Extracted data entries
>> Start
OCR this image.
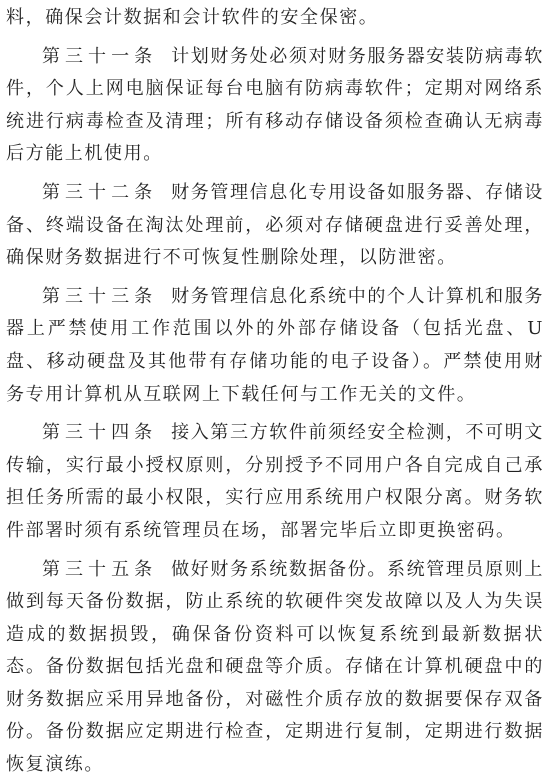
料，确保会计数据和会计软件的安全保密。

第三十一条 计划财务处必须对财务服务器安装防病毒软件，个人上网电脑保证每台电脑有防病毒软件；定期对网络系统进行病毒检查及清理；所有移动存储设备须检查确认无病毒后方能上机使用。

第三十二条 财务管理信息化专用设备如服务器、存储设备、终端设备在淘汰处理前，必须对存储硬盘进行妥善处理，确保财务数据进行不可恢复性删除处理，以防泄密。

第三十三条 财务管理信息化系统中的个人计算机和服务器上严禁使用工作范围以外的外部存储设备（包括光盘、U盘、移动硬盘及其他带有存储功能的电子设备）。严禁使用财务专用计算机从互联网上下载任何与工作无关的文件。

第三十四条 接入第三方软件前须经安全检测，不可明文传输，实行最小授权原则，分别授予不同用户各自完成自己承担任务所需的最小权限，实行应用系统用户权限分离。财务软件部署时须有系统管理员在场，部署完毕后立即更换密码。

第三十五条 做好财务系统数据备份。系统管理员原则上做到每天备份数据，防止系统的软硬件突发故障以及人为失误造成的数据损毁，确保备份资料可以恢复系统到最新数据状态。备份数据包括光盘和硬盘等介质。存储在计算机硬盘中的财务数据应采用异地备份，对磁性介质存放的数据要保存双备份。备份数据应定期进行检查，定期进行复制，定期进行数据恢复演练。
>> End
>> Start
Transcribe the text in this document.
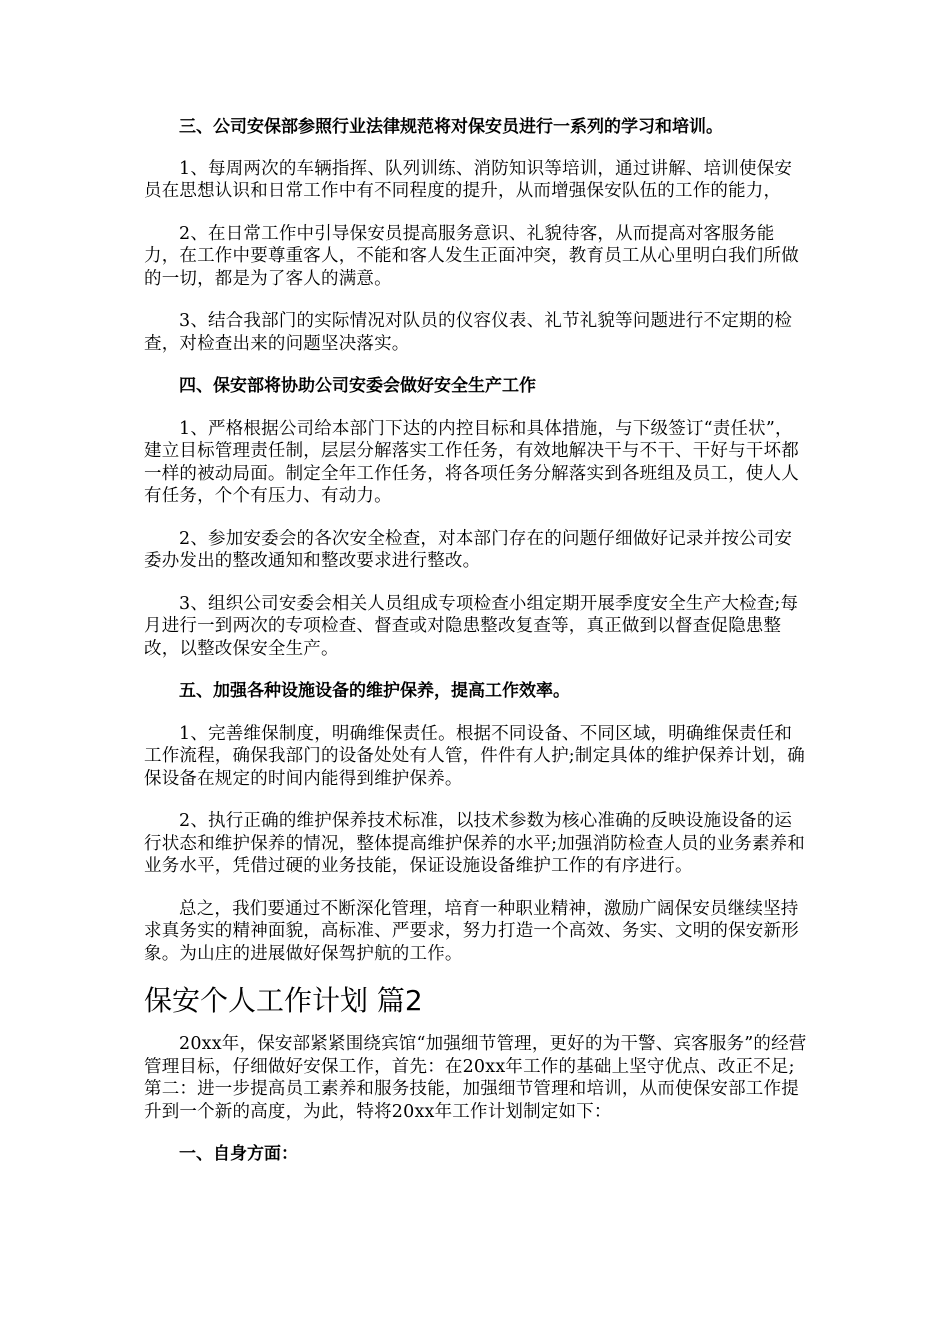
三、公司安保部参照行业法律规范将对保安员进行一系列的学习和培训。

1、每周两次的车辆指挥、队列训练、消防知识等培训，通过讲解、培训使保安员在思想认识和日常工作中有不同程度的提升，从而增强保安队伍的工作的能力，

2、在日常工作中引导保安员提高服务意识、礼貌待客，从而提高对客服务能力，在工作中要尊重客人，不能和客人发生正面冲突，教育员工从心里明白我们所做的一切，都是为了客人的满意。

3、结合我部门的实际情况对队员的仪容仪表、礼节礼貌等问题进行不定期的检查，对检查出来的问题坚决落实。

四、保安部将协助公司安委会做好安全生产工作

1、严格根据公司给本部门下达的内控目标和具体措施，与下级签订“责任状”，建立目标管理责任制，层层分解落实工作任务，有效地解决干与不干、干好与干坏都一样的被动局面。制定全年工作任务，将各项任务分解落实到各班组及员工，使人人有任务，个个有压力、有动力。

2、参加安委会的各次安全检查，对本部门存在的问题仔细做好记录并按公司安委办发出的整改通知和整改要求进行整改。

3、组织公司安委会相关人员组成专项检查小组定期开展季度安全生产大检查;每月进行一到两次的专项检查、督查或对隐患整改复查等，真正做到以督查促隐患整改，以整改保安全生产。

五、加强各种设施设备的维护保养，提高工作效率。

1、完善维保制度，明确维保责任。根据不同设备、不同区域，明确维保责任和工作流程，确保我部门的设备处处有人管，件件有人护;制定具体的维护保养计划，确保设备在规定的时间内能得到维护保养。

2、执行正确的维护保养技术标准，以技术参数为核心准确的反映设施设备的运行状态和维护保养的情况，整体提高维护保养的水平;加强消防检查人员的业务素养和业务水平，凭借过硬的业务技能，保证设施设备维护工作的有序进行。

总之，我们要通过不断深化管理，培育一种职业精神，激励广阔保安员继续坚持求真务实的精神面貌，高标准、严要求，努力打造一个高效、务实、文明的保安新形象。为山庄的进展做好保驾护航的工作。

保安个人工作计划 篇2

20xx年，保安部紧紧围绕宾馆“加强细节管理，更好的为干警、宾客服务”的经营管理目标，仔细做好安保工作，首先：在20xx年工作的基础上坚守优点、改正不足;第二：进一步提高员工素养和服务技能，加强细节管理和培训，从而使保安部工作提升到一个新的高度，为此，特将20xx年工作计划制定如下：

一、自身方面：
>> End
What is asked ▸ Filter the records, keeping only lines that contain "this", and show those lines.

Exercise answer ▸
OCR this image.
Transcribe the text in this document.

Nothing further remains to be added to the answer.